#### [What is required]
Identify the lines in the data below that contain "last" and give only how many there are.

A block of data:

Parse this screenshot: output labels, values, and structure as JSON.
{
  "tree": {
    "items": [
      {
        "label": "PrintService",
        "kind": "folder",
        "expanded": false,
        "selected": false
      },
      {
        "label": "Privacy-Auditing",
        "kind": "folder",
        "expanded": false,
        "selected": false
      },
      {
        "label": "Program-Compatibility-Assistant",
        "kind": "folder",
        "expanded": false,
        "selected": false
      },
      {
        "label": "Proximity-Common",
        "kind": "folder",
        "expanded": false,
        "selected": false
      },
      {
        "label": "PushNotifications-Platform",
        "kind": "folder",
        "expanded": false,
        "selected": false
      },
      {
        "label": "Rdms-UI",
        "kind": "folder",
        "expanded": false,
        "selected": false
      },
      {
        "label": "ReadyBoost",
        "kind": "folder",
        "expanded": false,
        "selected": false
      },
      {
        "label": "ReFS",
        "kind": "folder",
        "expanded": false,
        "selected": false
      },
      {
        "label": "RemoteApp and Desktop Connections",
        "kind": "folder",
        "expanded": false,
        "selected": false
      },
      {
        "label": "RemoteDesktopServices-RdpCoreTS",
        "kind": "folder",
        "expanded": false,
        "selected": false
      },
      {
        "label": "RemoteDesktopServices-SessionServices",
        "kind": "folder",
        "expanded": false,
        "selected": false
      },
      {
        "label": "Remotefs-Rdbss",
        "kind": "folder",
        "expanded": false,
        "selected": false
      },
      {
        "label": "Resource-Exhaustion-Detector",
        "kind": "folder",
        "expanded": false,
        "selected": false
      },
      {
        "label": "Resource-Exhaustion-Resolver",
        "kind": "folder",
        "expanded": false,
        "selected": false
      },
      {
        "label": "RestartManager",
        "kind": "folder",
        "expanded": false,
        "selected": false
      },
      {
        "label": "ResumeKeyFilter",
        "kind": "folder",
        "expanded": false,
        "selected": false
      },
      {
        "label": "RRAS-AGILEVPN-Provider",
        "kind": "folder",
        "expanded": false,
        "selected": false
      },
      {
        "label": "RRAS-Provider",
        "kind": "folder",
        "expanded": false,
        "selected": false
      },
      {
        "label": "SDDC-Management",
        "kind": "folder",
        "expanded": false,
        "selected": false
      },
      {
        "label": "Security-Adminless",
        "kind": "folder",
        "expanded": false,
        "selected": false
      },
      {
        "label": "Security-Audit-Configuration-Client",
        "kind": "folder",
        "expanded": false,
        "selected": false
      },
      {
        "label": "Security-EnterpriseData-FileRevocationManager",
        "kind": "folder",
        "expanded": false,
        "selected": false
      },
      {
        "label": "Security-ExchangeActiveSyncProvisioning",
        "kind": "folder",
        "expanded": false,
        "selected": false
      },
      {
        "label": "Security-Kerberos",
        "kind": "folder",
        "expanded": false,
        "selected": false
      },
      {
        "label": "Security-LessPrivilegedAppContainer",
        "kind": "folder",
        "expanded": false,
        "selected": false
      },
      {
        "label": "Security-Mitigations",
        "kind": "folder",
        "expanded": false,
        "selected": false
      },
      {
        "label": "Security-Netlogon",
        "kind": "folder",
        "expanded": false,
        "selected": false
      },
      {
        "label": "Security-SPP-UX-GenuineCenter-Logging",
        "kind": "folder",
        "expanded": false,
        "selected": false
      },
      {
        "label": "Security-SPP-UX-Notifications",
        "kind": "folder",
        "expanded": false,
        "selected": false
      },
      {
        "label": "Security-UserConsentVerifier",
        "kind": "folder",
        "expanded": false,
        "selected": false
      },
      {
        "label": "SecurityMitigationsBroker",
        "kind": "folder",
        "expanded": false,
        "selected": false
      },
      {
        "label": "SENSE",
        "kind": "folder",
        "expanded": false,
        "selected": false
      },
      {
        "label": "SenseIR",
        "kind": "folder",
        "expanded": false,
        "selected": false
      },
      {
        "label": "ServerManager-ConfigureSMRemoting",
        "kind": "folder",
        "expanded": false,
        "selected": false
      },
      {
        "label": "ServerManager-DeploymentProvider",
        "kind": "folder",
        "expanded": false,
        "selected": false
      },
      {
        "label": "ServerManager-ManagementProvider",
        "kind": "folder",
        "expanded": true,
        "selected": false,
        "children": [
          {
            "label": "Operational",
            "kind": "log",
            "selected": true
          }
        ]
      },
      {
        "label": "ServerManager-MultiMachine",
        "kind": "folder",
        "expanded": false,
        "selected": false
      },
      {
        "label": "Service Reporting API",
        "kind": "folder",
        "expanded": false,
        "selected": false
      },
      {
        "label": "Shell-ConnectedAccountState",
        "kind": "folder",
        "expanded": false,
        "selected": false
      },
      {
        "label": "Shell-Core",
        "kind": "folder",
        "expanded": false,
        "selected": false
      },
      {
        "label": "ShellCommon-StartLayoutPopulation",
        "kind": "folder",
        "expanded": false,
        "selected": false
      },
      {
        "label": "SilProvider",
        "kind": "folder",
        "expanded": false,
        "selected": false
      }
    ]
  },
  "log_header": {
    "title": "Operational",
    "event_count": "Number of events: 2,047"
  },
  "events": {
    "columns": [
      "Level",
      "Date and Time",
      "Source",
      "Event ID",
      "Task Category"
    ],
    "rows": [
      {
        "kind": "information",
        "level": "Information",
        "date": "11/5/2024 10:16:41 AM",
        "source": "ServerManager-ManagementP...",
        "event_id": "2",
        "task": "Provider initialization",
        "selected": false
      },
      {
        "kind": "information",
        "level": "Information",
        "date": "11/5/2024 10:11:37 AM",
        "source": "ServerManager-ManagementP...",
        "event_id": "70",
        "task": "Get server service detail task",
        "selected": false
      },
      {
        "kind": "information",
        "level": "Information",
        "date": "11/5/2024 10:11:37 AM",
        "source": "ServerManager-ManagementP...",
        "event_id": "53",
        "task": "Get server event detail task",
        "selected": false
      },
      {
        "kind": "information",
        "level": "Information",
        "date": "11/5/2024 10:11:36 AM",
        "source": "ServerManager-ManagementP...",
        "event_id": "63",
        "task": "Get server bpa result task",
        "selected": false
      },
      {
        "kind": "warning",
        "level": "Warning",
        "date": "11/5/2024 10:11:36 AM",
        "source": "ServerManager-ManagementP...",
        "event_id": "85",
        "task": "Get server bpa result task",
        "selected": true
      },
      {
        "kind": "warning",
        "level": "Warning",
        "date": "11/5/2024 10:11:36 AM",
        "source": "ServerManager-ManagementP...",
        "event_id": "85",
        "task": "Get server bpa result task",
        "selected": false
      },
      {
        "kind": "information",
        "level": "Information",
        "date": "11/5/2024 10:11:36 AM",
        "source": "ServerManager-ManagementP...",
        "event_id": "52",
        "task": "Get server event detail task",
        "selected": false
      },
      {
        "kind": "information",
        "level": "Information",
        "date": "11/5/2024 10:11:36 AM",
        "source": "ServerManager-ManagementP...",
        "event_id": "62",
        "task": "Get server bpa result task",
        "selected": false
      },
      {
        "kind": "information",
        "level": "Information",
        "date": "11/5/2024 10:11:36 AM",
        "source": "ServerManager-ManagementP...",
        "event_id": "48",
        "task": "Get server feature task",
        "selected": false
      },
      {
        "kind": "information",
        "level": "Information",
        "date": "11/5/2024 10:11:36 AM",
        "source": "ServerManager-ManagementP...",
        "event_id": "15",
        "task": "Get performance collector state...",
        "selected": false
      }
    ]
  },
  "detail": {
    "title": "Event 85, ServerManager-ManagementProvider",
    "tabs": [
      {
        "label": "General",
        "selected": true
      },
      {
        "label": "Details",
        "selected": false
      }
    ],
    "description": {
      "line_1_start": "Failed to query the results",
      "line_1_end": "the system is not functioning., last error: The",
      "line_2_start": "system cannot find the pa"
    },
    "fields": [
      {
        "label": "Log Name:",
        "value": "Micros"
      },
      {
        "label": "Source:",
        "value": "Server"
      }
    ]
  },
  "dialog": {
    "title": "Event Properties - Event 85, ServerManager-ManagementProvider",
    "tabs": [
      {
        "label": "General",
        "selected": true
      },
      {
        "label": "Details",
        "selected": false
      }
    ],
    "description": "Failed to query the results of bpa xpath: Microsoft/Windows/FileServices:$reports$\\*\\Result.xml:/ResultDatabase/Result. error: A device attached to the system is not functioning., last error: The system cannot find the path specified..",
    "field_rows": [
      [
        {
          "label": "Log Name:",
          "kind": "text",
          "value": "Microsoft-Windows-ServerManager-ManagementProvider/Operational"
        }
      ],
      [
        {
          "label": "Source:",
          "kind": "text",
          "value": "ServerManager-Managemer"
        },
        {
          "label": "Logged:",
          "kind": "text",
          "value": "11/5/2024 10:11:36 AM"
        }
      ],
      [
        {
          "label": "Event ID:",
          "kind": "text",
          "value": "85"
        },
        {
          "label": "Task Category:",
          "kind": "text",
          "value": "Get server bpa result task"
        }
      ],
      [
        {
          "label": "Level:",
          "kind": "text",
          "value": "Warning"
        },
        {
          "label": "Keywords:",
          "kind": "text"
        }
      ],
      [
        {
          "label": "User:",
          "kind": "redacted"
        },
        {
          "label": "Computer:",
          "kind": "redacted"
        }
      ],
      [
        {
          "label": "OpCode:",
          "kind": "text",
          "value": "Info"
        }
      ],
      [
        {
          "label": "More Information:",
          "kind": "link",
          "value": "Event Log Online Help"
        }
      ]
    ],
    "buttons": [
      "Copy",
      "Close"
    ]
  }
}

#### [The reply]
2